**Required work**
Print all the records exactly, please.

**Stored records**
──────────────────────────────
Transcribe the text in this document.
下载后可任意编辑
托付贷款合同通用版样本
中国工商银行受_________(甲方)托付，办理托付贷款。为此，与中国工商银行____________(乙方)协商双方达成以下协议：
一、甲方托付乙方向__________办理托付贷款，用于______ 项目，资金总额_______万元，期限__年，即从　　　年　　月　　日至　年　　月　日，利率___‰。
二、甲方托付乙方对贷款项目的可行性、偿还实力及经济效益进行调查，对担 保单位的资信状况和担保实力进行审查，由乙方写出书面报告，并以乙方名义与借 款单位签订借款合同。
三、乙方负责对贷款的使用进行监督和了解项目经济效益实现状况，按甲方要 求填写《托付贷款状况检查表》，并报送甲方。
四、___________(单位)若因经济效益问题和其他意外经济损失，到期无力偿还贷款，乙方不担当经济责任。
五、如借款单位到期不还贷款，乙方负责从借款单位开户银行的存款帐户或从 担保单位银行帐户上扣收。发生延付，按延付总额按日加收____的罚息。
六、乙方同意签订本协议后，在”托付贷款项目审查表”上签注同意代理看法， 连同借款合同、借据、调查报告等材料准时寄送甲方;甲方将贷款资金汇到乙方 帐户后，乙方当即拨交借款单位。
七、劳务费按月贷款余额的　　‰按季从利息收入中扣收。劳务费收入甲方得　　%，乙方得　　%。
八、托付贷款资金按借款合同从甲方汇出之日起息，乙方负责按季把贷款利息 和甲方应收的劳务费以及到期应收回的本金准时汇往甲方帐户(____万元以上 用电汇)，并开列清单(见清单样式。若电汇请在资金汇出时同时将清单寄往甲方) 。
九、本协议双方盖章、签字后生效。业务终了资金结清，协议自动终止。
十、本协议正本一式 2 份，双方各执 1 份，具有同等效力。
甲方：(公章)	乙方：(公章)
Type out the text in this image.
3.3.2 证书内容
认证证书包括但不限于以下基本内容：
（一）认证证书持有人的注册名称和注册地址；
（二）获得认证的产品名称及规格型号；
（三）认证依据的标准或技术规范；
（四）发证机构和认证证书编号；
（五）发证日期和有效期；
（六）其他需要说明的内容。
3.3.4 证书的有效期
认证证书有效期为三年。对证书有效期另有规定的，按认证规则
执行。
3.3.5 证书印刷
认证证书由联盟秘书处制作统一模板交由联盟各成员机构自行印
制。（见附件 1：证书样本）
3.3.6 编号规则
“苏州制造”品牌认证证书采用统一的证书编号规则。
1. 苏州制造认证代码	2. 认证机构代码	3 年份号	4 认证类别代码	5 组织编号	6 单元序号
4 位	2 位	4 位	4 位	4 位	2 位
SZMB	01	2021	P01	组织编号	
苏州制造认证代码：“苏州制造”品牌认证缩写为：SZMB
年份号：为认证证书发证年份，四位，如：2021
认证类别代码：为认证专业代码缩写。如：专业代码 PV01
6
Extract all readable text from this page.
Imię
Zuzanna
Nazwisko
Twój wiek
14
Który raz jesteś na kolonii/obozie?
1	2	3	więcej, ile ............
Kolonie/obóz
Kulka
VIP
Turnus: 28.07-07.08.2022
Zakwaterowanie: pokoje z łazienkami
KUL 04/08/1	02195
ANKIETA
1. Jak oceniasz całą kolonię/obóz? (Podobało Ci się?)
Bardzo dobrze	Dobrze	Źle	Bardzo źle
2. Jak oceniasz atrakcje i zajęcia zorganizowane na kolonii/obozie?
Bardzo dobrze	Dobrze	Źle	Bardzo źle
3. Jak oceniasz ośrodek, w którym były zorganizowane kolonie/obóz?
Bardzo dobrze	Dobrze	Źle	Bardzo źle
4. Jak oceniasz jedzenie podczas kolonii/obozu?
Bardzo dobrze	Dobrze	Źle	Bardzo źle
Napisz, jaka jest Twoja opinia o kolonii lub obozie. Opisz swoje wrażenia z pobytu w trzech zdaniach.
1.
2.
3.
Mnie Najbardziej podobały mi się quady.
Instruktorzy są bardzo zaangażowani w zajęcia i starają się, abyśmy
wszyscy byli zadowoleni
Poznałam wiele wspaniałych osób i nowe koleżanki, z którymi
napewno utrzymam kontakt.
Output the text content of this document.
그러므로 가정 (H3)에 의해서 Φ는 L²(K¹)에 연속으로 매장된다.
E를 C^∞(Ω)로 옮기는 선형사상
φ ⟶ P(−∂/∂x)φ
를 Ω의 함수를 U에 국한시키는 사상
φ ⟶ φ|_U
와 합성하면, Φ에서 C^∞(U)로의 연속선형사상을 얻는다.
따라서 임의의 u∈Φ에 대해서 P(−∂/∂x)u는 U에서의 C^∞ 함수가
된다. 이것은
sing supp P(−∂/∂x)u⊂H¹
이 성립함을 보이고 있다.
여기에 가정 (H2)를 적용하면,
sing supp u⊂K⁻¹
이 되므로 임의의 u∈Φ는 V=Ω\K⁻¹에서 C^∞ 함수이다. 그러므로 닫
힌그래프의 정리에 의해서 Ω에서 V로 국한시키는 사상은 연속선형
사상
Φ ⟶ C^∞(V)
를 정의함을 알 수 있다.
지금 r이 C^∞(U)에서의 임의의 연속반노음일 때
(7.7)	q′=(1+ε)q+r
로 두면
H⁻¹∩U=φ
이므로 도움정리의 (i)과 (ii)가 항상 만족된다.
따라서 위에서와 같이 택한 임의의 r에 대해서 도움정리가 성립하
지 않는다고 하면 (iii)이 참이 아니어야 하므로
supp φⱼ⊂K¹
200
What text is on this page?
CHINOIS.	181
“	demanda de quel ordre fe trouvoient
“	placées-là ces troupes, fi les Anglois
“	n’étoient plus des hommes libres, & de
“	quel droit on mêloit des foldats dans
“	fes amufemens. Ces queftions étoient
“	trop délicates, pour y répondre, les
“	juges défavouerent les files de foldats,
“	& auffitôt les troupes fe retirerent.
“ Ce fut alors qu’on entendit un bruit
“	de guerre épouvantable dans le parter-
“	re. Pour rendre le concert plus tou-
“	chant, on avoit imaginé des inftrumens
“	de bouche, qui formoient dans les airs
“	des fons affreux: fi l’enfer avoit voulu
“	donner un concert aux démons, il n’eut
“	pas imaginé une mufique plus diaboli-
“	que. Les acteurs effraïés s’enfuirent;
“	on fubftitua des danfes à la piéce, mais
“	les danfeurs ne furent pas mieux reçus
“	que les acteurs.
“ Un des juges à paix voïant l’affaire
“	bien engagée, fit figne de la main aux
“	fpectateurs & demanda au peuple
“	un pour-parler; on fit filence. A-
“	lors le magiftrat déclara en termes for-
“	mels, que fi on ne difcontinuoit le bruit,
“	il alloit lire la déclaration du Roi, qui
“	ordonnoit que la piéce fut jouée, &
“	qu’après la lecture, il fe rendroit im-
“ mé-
──────────────────────────────
**Finished task**
Transcribe the text in this document.
下载后可任意编辑
托付贷款合同通用版样本
中国工商银行受_________(甲方)托付，办理托付贷款。为此，与中国工商银行____________(乙方)协商双方达成以下协议：
一、甲方托付乙方向__________办理托付贷款，用于______ 项目，资金总额_______万元，期限__年，即从　　　年　　月　　日至　年　　月　日，利率___‰。
二、甲方托付乙方对贷款项目的可行性、偿还实力及经济效益进行调查，对担 保单位的资信状况和担保实力进行审查，由乙方写出书面报告，并以乙方名义与借 款单位签订借款合同。
三、乙方负责对贷款的使用进行监督和了解项目经济效益实现状况，按甲方要 求填写《托付贷款状况检查表》，并报送甲方。
四、___________(单位)若因经济效益问题和其他意外经济损失，到期无力偿还贷款，乙方不担当经济责任。
五、如借款单位到期不还贷款，乙方负责从借款单位开户银行的存款帐户或从 担保单位银行帐户上扣收。发生延付，按延付总额按日加收____的罚息。
六、乙方同意签订本协议后，在”托付贷款项目审查表”上签注同意代理看法， 连同借款合同、借据、调查报告等材料准时寄送甲方;甲方将贷款资金汇到乙方 帐户后，乙方当即拨交借款单位。
七、劳务费按月贷款余额的　　‰按季从利息收入中扣收。劳务费收入甲方得　　%，乙方得　　%。
八、托付贷款资金按借款合同从甲方汇出之日起息，乙方负责按季把贷款利息 和甲方应收的劳务费以及到期应收回的本金准时汇往甲方帐户(____万元以上 用电汇)，并开列清单(见清单样式。若电汇请在资金汇出时同时将清单寄往甲方) 。
九、本协议双方盖章、签字后生效。业务终了资金结清，协议自动终止。
十、本协议正本一式 2 份，双方各执 1 份，具有同等效力。
甲方：(公章)	乙方：(公章)
Type out the text in this image.
3.3.2 证书内容
认证证书包括但不限于以下基本内容：
（一）认证证书持有人的注册名称和注册地址；
（二）获得认证的产品名称及规格型号；
（三）认证依据的标准或技术规范；
（四）发证机构和认证证书编号；
（五）发证日期和有效期；
（六）其他需要说明的内容。
3.3.4 证书的有效期
认证证书有效期为三年。对证书有效期另有规定的，按认证规则
执行。
3.3.5 证书印刷
认证证书由联盟秘书处制作统一模板交由联盟各成员机构自行印
制。（见附件 1：证书样本）
3.3.6 编号规则
“苏州制造”品牌认证证书采用统一的证书编号规则。
1. 苏州制造认证代码	2. 认证机构代码	3 年份号	4 认证类别代码	5 组织编号	6 单元序号
4 位	2 位	4 位	4 位	4 位	2 位
SZMB	01	2021	P01	组织编号	
苏州制造认证代码：“苏州制造”品牌认证缩写为：SZMB
年份号：为认证证书发证年份，四位，如：2021
认证类别代码：为认证专业代码缩写。如：专业代码 PV01
6
Extract all readable text from this page.
Imię
Zuzanna
Nazwisko
Twój wiek
14
Który raz jesteś na kolonii/obozie?
1	2	3	więcej, ile ............
Kolonie/obóz
Kulka
VIP
Turnus: 28.07-07.08.2022
Zakwaterowanie: pokoje z łazienkami
KUL 04/08/1	02195
ANKIETA
1. Jak oceniasz całą kolonię/obóz? (Podobało Ci się?)
Bardzo dobrze	Dobrze	Źle	Bardzo źle
2. Jak oceniasz atrakcje i zajęcia zorganizowane na kolonii/obozie?
Bardzo dobrze	Dobrze	Źle	Bardzo źle
3. Jak oceniasz ośrodek, w którym były zorganizowane kolonie/obóz?
Bardzo dobrze	Dobrze	Źle	Bardzo źle
4. Jak oceniasz jedzenie podczas kolonii/obozu?
Bardzo dobrze	Dobrze	Źle	Bardzo źle
Napisz, jaka jest Twoja opinia o kolonii lub obozie. Opisz swoje wrażenia z pobytu w trzech zdaniach.
1.
2.
3.
Mnie Najbardziej podobały mi się quady.
Instruktorzy są bardzo zaangażowani w zajęcia i starają się, abyśmy
wszyscy byli zadowoleni
Poznałam wiele wspaniałych osób i nowe koleżanki, z którymi
napewno utrzymam kontakt.
Output the text content of this document.
그러므로 가정 (H3)에 의해서 Φ는 L²(K¹)에 연속으로 매장된다.
E를 C^∞(Ω)로 옮기는 선형사상
φ ⟶ P(−∂/∂x)φ
를 Ω의 함수를 U에 국한시키는 사상
φ ⟶ φ|_U
와 합성하면, Φ에서 C^∞(U)로의 연속선형사상을 얻는다.
따라서 임의의 u∈Φ에 대해서 P(−∂/∂x)u는 U에서의 C^∞ 함수가
된다. 이것은
sing supp P(−∂/∂x)u⊂H¹
이 성립함을 보이고 있다.
여기에 가정 (H2)를 적용하면,
sing supp u⊂K⁻¹
이 되므로 임의의 u∈Φ는 V=Ω\K⁻¹에서 C^∞ 함수이다. 그러므로 닫
힌그래프의 정리에 의해서 Ω에서 V로 국한시키는 사상은 연속선형
사상
Φ ⟶ C^∞(V)
를 정의함을 알 수 있다.
지금 r이 C^∞(U)에서의 임의의 연속반노음일 때
(7.7)	q′=(1+ε)q+r
로 두면
H⁻¹∩U=φ
이므로 도움정리의 (i)과 (ii)가 항상 만족된다.
따라서 위에서와 같이 택한 임의의 r에 대해서 도움정리가 성립하
지 않는다고 하면 (iii)이 참이 아니어야 하므로
supp φⱼ⊂K¹
200
What text is on this page?
CHINOIS.	181
“	demanda de quel ordre fe trouvoient
“	placées-là ces troupes, fi les Anglois
“	n’étoient plus des hommes libres, & de
“	quel droit on mêloit des foldats dans
“	fes amufemens. Ces queftions étoient
“	trop délicates, pour y répondre, les
“	juges défavouerent les files de foldats,
“	& auffitôt les troupes fe retirerent.
“ Ce fut alors qu’on entendit un bruit
“	de guerre épouvantable dans le parter-
“	re. Pour rendre le concert plus tou-
“	chant, on avoit imaginé des inftrumens
“	de bouche, qui formoient dans les airs
“	des fons affreux: fi l’enfer avoit voulu
“	donner un concert aux démons, il n’eut
“	pas imaginé une mufique plus diaboli-
“	que. Les acteurs effraïés s’enfuirent;
“	on fubftitua des danfes à la piéce, mais
“	les danfeurs ne furent pas mieux reçus
“	que les acteurs.
“ Un des juges à paix voïant l’affaire
“	bien engagée, fit figne de la main aux
“	fpectateurs & demanda au peuple
“	un pour-parler; on fit filence. A-
“	lors le magiftrat déclara en termes for-
“	mels, que fi on ne difcontinuoit le bruit,
“	il alloit lire la déclaration du Roi, qui
“	ordonnoit que la piéce fut jouée, &
“	qu’après la lecture, il fe rendroit im-
“ mé-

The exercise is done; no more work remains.